━━━ LISTED ENTRIES ━━━

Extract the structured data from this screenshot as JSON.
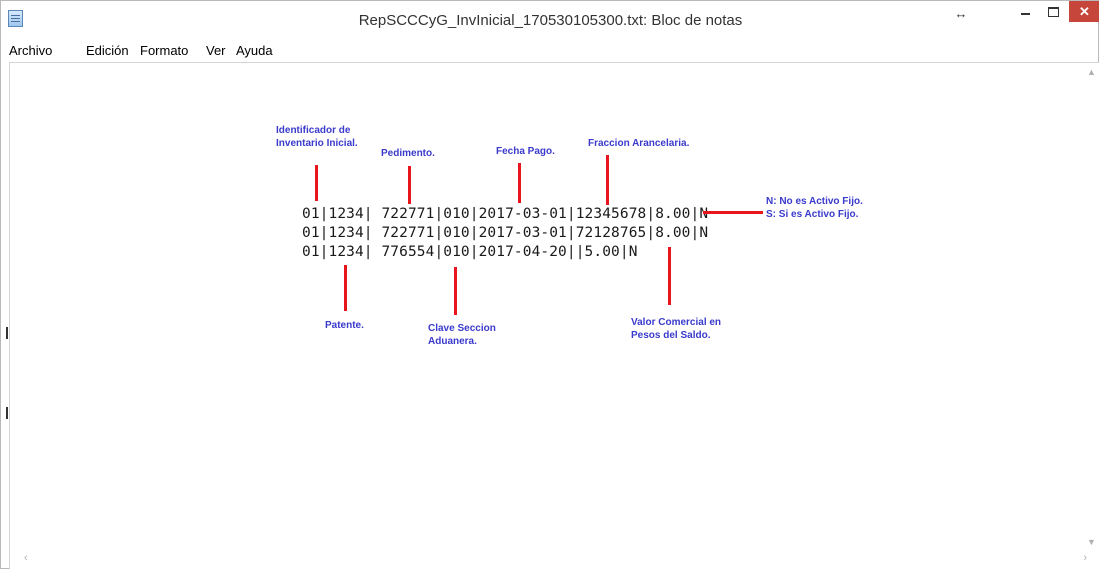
{
  "window": {
    "title": "RepSCCCyG_InvInicial_170530105300.txt: Bloc de notas",
    "resize_glyph": "↔",
    "close_glyph": "✕"
  },
  "menu": {
    "items": [
      "Archivo",
      "Edición",
      "Formato",
      "Ver",
      "Ayuda"
    ]
  },
  "document": {
    "lines": [
      "01|1234| 722771|010|2017-03-01|12345678|8.00|N",
      "01|1234| 722771|010|2017-03-01|72128765|8.00|N",
      "01|1234| 776554|010|2017-04-20||5.00|N"
    ]
  },
  "annotations": {
    "identificador": [
      "Identificador de",
      "Inventario Inicial."
    ],
    "pedimento": "Pedimento.",
    "fecha": "Fecha Pago.",
    "fraccion": "Fraccion Arancelaria.",
    "activo": [
      "N: No es Activo Fijo.",
      "S: Si es Activo Fijo."
    ],
    "patente": "Patente.",
    "clave": [
      "Clave Seccion",
      "Aduanera."
    ],
    "valor": [
      "Valor Comercial en",
      "Pesos del Saldo."
    ]
  },
  "colors": {
    "annotation_text": "#3a3acc",
    "annotation_line": "#e8161c",
    "close_button": "#c7463c"
  },
  "icons": {
    "app": "notepad-icon",
    "scroll_up": "chevron-up-icon",
    "scroll_down": "chevron-down-icon",
    "scroll_left": "chevron-left-icon",
    "scroll_right": "chevron-right-icon"
  }
}
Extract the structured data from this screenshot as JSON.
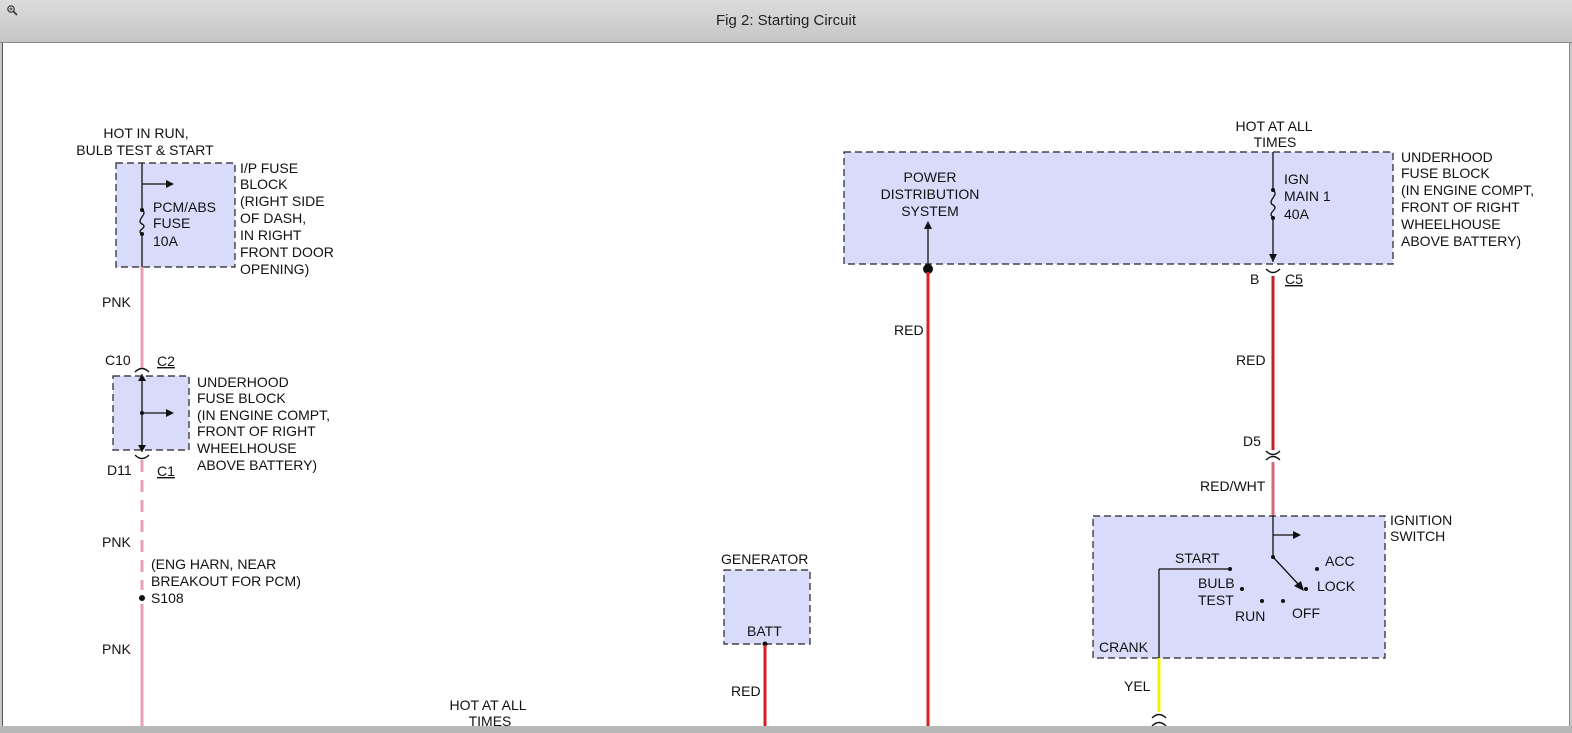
{
  "window": {
    "title": "Fig 2: Starting Circuit",
    "zoom_icon": "magnifier-zoom-icon"
  },
  "colors": {
    "box_fill": "#d9dbfb",
    "pink_wire": "#e8a0b4",
    "red_wire": "#d81f26",
    "yellow_wire": "#f4f000"
  },
  "diagram": {
    "hot_run_top": "HOT IN RUN,",
    "hot_run_bottom": "BULB TEST & START",
    "pcm_fuse_1": "PCM/ABS",
    "pcm_fuse_2": "FUSE",
    "pcm_fuse_3": "10A",
    "ip_block_1": "I/P FUSE",
    "ip_block_2": "BLOCK",
    "ip_block_3": "(RIGHT SIDE",
    "ip_block_4": "OF DASH,",
    "ip_block_5": "IN RIGHT",
    "ip_block_6": "FRONT DOOR",
    "ip_block_7": "OPENING)",
    "pnk_1": "PNK",
    "pnk_2": "PNK",
    "pnk_3": "PNK",
    "c10": "C10",
    "c2": "C2",
    "d11": "D11",
    "c1": "C1",
    "uh_left_1": "UNDERHOOD",
    "uh_left_2": "FUSE BLOCK",
    "uh_left_3": "(IN ENGINE COMPT,",
    "uh_left_4": "FRONT OF RIGHT",
    "uh_left_5": "WHEELHOUSE",
    "uh_left_6": "ABOVE BATTERY)",
    "eng_harn_1": "(ENG HARN, NEAR",
    "eng_harn_2": "BREAKOUT FOR PCM)",
    "s108": "S108",
    "hot_all_bottom_1": "HOT AT ALL",
    "hot_all_bottom_2": "TIMES",
    "generator": "GENERATOR",
    "batt": "BATT",
    "red_gen": "RED",
    "pds_1": "POWER",
    "pds_2": "DISTRIBUTION",
    "pds_3": "SYSTEM",
    "red_pds": "RED",
    "hot_all_top_1": "HOT AT ALL",
    "hot_all_top_2": "TIMES",
    "ign_1": "IGN",
    "ign_2": "MAIN 1",
    "ign_3": "40A",
    "uh_right_1": "UNDERHOOD",
    "uh_right_2": "FUSE BLOCK",
    "uh_right_3": "(IN ENGINE COMPT,",
    "uh_right_4": "FRONT OF RIGHT",
    "uh_right_5": "WHEELHOUSE",
    "uh_right_6": "ABOVE BATTERY)",
    "b": "B",
    "c5": "C5",
    "red_right": "RED",
    "d5": "D5",
    "red_wht": "RED/WHT",
    "ign_switch_1": "IGNITION",
    "ign_switch_2": "SWITCH",
    "start": "START",
    "acc": "ACC",
    "lock": "LOCK",
    "bulb": "BULB",
    "test": "TEST",
    "run": "RUN",
    "off": "OFF",
    "crank": "CRANK",
    "yel": "YEL"
  }
}
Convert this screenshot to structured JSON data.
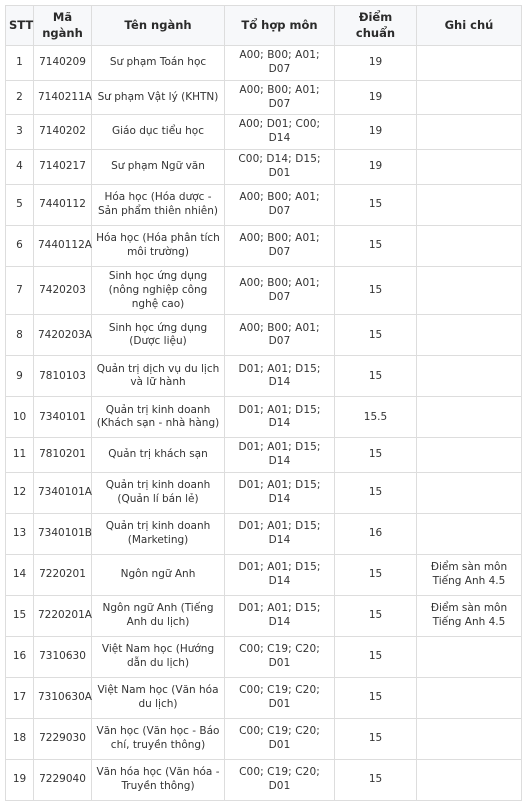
{
  "table": {
    "name": "bang-diem-chuan",
    "columns": [
      {
        "key": "stt",
        "label": "STT"
      },
      {
        "key": "ma",
        "label": "Mã ngành"
      },
      {
        "key": "ten",
        "label": "Tên ngành"
      },
      {
        "key": "to",
        "label": "Tổ hợp môn"
      },
      {
        "key": "diem",
        "label": "Điểm chuẩn"
      },
      {
        "key": "ghi",
        "label": "Ghi chú"
      }
    ],
    "rows": [
      {
        "stt": "1",
        "ma": "7140209",
        "ten": "Sư phạm Toán học",
        "to": "A00; B00; A01; D07",
        "diem": "19",
        "ghi": "",
        "lines": 1
      },
      {
        "stt": "2",
        "ma": "7140211A",
        "ten": "Sư phạm Vật lý (KHTN)",
        "to": "A00; B00; A01; D07",
        "diem": "19",
        "ghi": "",
        "lines": 1
      },
      {
        "stt": "3",
        "ma": "7140202",
        "ten": "Giáo dục tiểu học",
        "to": "A00; D01; C00; D14",
        "diem": "19",
        "ghi": "",
        "lines": 1
      },
      {
        "stt": "4",
        "ma": "7140217",
        "ten": "Sư phạm Ngữ văn",
        "to": "C00; D14; D15; D01",
        "diem": "19",
        "ghi": "",
        "lines": 1
      },
      {
        "stt": "5",
        "ma": "7440112",
        "ten": "Hóa học (Hóa dược - Sản phẩm thiên nhiên)",
        "to": "A00; B00; A01; D07",
        "diem": "15",
        "ghi": "",
        "lines": 2
      },
      {
        "stt": "6",
        "ma": "7440112A",
        "ten": "Hóa học (Hóa phân tích môi trường)",
        "to": "A00; B00; A01; D07",
        "diem": "15",
        "ghi": "",
        "lines": 2
      },
      {
        "stt": "7",
        "ma": "7420203",
        "ten": "Sinh học ứng dụng (nông nghiệp công nghệ cao)",
        "to": "A00; B00; A01; D07",
        "diem": "15",
        "ghi": "",
        "lines": 2
      },
      {
        "stt": "8",
        "ma": "7420203A",
        "ten": "Sinh học ứng dụng (Dược liệu)",
        "to": "A00; B00; A01; D07",
        "diem": "15",
        "ghi": "",
        "lines": 2
      },
      {
        "stt": "9",
        "ma": "7810103",
        "ten": "Quản trị dịch vụ du lịch và lữ hành",
        "to": "D01; A01; D15; D14",
        "diem": "15",
        "ghi": "",
        "lines": 2
      },
      {
        "stt": "10",
        "ma": "7340101",
        "ten": "Quản trị kinh doanh (Khách sạn - nhà hàng)",
        "to": "D01; A01; D15; D14",
        "diem": "15.5",
        "ghi": "",
        "lines": 2
      },
      {
        "stt": "11",
        "ma": "7810201",
        "ten": "Quản trị khách sạn",
        "to": "D01; A01; D15; D14",
        "diem": "15",
        "ghi": "",
        "lines": 1
      },
      {
        "stt": "12",
        "ma": "7340101A",
        "ten": "Quản trị kinh doanh (Quản lí bán lẻ)",
        "to": "D01; A01; D15; D14",
        "diem": "15",
        "ghi": "",
        "lines": 2
      },
      {
        "stt": "13",
        "ma": "7340101B",
        "ten": "Quản trị kinh doanh (Marketing)",
        "to": "D01; A01; D15; D14",
        "diem": "16",
        "ghi": "",
        "lines": 2
      },
      {
        "stt": "14",
        "ma": "7220201",
        "ten": "Ngôn ngữ Anh",
        "to": "D01; A01; D15; D14",
        "diem": "15",
        "ghi": "Điểm sàn môn Tiếng Anh 4.5",
        "lines": 2
      },
      {
        "stt": "15",
        "ma": "7220201A",
        "ten": "Ngôn ngữ Anh (Tiếng Anh du lịch)",
        "to": "D01; A01; D15; D14",
        "diem": "15",
        "ghi": "Điểm sàn môn Tiếng Anh 4.5",
        "lines": 2
      },
      {
        "stt": "16",
        "ma": "7310630",
        "ten": "Việt Nam học (Hướng dẫn du lịch)",
        "to": "C00; C19; C20; D01",
        "diem": "15",
        "ghi": "",
        "lines": 2
      },
      {
        "stt": "17",
        "ma": "7310630A",
        "ten": "Việt Nam học (Văn hóa du lịch)",
        "to": "C00; C19; C20; D01",
        "diem": "15",
        "ghi": "",
        "lines": 2
      },
      {
        "stt": "18",
        "ma": "7229030",
        "ten": "Văn học (Văn học - Báo chí, truyền thông)",
        "to": "C00; C19; C20; D01",
        "diem": "15",
        "ghi": "",
        "lines": 2
      },
      {
        "stt": "19",
        "ma": "7229040",
        "ten": "Văn hóa học (Văn hóa - Truyền thông)",
        "to": "C00; C19; C20; D01",
        "diem": "15",
        "ghi": "",
        "lines": 2
      }
    ]
  },
  "colors": {
    "border": "#dddddd",
    "header_bg": "#f7f8fa",
    "header_text": "#2b2b2b",
    "body_text": "#333333",
    "page_bg": "#ffffff"
  }
}
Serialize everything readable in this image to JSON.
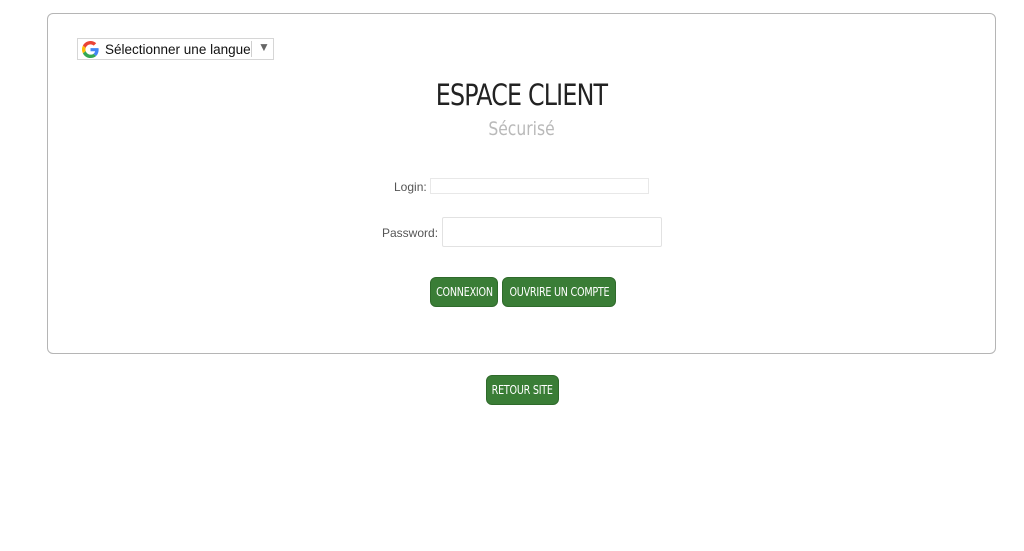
{
  "language": {
    "label": "Sélectionner une langue",
    "icon": "google-g-icon",
    "arrow": "▼"
  },
  "header": {
    "title": "ESPACE CLIENT",
    "subtitle": "Sécurisé"
  },
  "form": {
    "login_label": "Login:",
    "login_value": "",
    "password_label": "Password:",
    "password_value": ""
  },
  "buttons": {
    "connexion": "CONNEXION",
    "ouvrir_compte": "OUVRIRE UN COMPTE",
    "retour_site": "RETOUR SITE"
  },
  "colors": {
    "button_bg": "#3a7d36",
    "subtitle": "#b9b9b9"
  }
}
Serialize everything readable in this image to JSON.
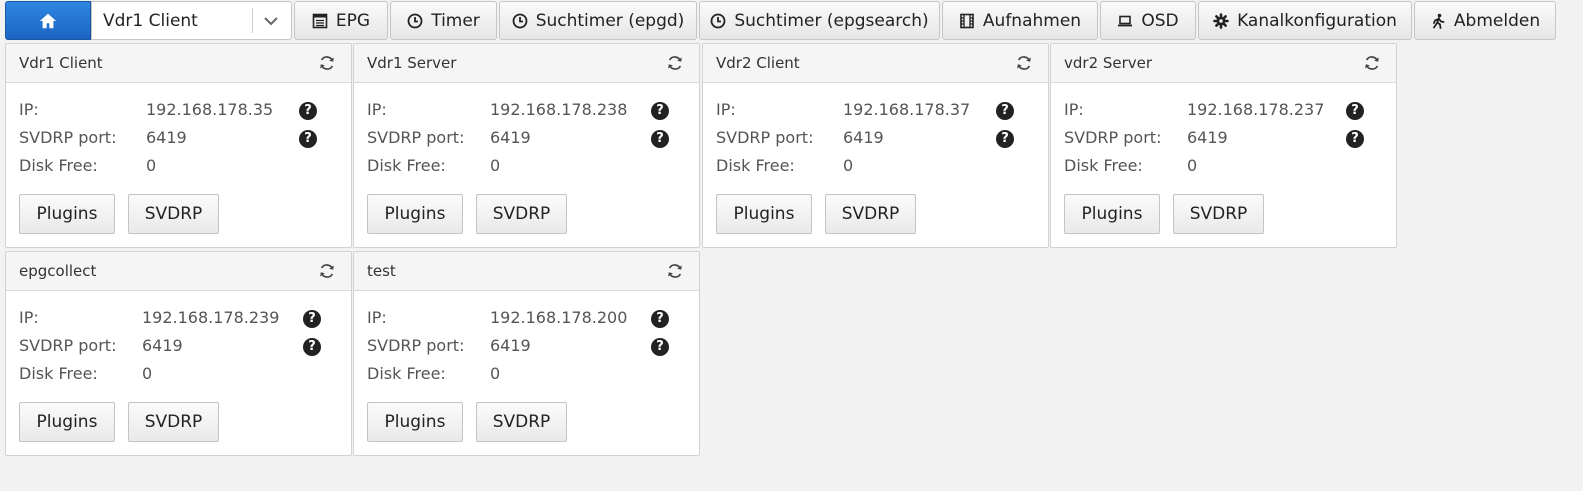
{
  "toolbar": {
    "client_select": "Vdr1 Client",
    "items": [
      {
        "label": "EPG",
        "icon": "epg-icon"
      },
      {
        "label": "Timer",
        "icon": "clock-icon"
      },
      {
        "label": "Suchtimer (epgd)",
        "icon": "clock-icon"
      },
      {
        "label": "Suchtimer (epgsearch)",
        "icon": "clock-icon"
      },
      {
        "label": "Aufnahmen",
        "icon": "film-icon"
      },
      {
        "label": "OSD",
        "icon": "laptop-icon"
      },
      {
        "label": "Kanalkonfiguration",
        "icon": "gear-icon"
      },
      {
        "label": "Abmelden",
        "icon": "walking-person-icon"
      }
    ]
  },
  "labels": {
    "ip": "IP:",
    "svdrp_port": "SVDRP port:",
    "disk_free": "Disk Free:",
    "plugins": "Plugins",
    "svdrp": "SVDRP",
    "help": "?"
  },
  "panels": [
    {
      "title": "Vdr1 Client",
      "ip": "192.168.178.35",
      "port": "6419",
      "disk_free": "0"
    },
    {
      "title": "Vdr1 Server",
      "ip": "192.168.178.238",
      "port": "6419",
      "disk_free": "0"
    },
    {
      "title": "Vdr2 Client",
      "ip": "192.168.178.37",
      "port": "6419",
      "disk_free": "0"
    },
    {
      "title": "vdr2 Server",
      "ip": "192.168.178.237",
      "port": "6419",
      "disk_free": "0"
    },
    {
      "title": "epgcollect",
      "ip": "192.168.178.239",
      "port": "6419",
      "disk_free": "0"
    },
    {
      "title": "test",
      "ip": "192.168.178.200",
      "port": "6419",
      "disk_free": "0"
    }
  ],
  "colors": {
    "home_button": "#1b64c4",
    "page_background": "#f2f2f2"
  }
}
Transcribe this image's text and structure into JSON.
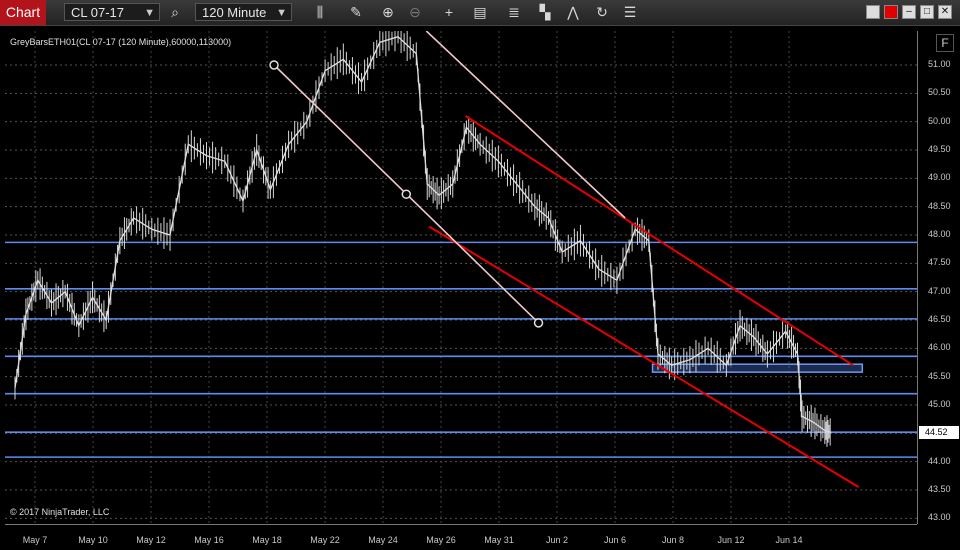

━━━

WHAT IS EXPECTED »
Tally the lines of the listing above that include the word "Suchtimer". Answer with the number alone.

RESPONSE TO THE TASK »
2